> **Work to do**: Reproduce all entries verbatim, with nothing added or dropped.

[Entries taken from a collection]
= = = = = = =

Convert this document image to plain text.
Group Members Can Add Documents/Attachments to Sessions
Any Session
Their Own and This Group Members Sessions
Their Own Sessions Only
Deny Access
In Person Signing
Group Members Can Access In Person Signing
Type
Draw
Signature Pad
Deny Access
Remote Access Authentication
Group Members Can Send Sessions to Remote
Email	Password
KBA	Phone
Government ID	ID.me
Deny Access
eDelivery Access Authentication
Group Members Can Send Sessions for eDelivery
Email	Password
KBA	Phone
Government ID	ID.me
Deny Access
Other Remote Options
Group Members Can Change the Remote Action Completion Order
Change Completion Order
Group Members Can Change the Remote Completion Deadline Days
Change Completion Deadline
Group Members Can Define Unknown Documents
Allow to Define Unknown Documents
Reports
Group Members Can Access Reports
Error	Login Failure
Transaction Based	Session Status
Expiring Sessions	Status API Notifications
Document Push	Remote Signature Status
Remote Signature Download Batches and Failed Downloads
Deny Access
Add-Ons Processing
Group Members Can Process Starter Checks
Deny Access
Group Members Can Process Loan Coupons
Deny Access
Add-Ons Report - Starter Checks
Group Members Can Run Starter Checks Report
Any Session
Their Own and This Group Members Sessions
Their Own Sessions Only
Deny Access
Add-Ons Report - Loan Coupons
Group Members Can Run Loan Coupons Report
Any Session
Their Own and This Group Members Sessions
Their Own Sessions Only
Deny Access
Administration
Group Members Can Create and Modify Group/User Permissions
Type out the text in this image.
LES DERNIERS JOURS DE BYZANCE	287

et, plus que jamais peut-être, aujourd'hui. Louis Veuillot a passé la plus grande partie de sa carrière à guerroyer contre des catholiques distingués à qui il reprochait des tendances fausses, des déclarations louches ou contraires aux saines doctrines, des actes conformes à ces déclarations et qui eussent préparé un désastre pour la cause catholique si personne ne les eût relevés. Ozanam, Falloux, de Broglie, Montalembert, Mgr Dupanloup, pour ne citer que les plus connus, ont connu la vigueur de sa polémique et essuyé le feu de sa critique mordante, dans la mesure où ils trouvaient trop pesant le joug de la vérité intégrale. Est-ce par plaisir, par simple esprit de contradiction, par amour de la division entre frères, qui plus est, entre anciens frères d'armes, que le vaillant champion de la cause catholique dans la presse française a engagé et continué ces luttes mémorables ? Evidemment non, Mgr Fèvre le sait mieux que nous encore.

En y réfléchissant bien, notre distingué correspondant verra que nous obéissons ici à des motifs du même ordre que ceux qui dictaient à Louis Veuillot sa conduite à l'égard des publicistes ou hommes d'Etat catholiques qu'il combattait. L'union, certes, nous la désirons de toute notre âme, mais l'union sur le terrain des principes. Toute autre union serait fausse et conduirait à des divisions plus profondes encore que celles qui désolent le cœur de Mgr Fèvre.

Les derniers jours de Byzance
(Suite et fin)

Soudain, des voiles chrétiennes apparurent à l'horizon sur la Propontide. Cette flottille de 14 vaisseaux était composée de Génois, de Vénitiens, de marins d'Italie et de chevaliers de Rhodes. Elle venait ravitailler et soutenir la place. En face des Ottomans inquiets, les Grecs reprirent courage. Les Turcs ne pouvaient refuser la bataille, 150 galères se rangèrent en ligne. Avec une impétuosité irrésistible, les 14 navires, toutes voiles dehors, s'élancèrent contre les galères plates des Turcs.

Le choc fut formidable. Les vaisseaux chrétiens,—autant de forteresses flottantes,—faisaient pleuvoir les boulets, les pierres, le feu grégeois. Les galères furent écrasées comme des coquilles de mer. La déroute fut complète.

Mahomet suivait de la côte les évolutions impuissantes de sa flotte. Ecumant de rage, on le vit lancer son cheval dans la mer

= = = = = = =

> **Exercise output**:
Convert this document image to plain text.
Group Members Can Add Documents/Attachments to Sessions
Any Session
Their Own and This Group Members Sessions
Their Own Sessions Only
Deny Access
In Person Signing
Group Members Can Access In Person Signing
Type
Draw
Signature Pad
Deny Access
Remote Access Authentication
Group Members Can Send Sessions to Remote
Email	Password
KBA	Phone
Government ID	ID.me
Deny Access
eDelivery Access Authentication
Group Members Can Send Sessions for eDelivery
Email	Password
KBA	Phone
Government ID	ID.me
Deny Access
Other Remote Options
Group Members Can Change the Remote Action Completion Order
Change Completion Order
Group Members Can Change the Remote Completion Deadline Days
Change Completion Deadline
Group Members Can Define Unknown Documents
Allow to Define Unknown Documents
Reports
Group Members Can Access Reports
Error	Login Failure
Transaction Based	Session Status
Expiring Sessions	Status API Notifications
Document Push	Remote Signature Status
Remote Signature Download Batches and Failed Downloads
Deny Access
Add-Ons Processing
Group Members Can Process Starter Checks
Deny Access
Group Members Can Process Loan Coupons
Deny Access
Add-Ons Report - Starter Checks
Group Members Can Run Starter Checks Report
Any Session
Their Own and This Group Members Sessions
Their Own Sessions Only
Deny Access
Add-Ons Report - Loan Coupons
Group Members Can Run Loan Coupons Report
Any Session
Their Own and This Group Members Sessions
Their Own Sessions Only
Deny Access
Administration
Group Members Can Create and Modify Group/User Permissions
Type out the text in this image.
LES DERNIERS JOURS DE BYZANCE	287

et, plus que jamais peut-être, aujourd'hui. Louis Veuillot a passé la plus grande partie de sa carrière à guerroyer contre des catholiques distingués à qui il reprochait des tendances fausses, des déclarations louches ou contraires aux saines doctrines, des actes conformes à ces déclarations et qui eussent préparé un désastre pour la cause catholique si personne ne les eût relevés. Ozanam, Falloux, de Broglie, Montalembert, Mgr Dupanloup, pour ne citer que les plus connus, ont connu la vigueur de sa polémique et essuyé le feu de sa critique mordante, dans la mesure où ils trouvaient trop pesant le joug de la vérité intégrale. Est-ce par plaisir, par simple esprit de contradiction, par amour de la division entre frères, qui plus est, entre anciens frères d'armes, que le vaillant champion de la cause catholique dans la presse française a engagé et continué ces luttes mémorables ? Evidemment non, Mgr Fèvre le sait mieux que nous encore.

En y réfléchissant bien, notre distingué correspondant verra que nous obéissons ici à des motifs du même ordre que ceux qui dictaient à Louis Veuillot sa conduite à l'égard des publicistes ou hommes d'Etat catholiques qu'il combattait. L'union, certes, nous la désirons de toute notre âme, mais l'union sur le terrain des principes. Toute autre union serait fausse et conduirait à des divisions plus profondes encore que celles qui désolent le cœur de Mgr Fèvre.

Les derniers jours de Byzance
(Suite et fin)

Soudain, des voiles chrétiennes apparurent à l'horizon sur la Propontide. Cette flottille de 14 vaisseaux était composée de Génois, de Vénitiens, de marins d'Italie et de chevaliers de Rhodes. Elle venait ravitailler et soutenir la place. En face des Ottomans inquiets, les Grecs reprirent courage. Les Turcs ne pouvaient refuser la bataille, 150 galères se rangèrent en ligne. Avec une impétuosité irrésistible, les 14 navires, toutes voiles dehors, s'élancèrent contre les galères plates des Turcs.

Le choc fut formidable. Les vaisseaux chrétiens,—autant de forteresses flottantes,—faisaient pleuvoir les boulets, les pierres, le feu grégeois. Les galères furent écrasées comme des coquilles de mer. La déroute fut complète.

Mahomet suivait de la côte les évolutions impuissantes de sa flotte. Ecumant de rage, on le vit lancer son cheval dans la mer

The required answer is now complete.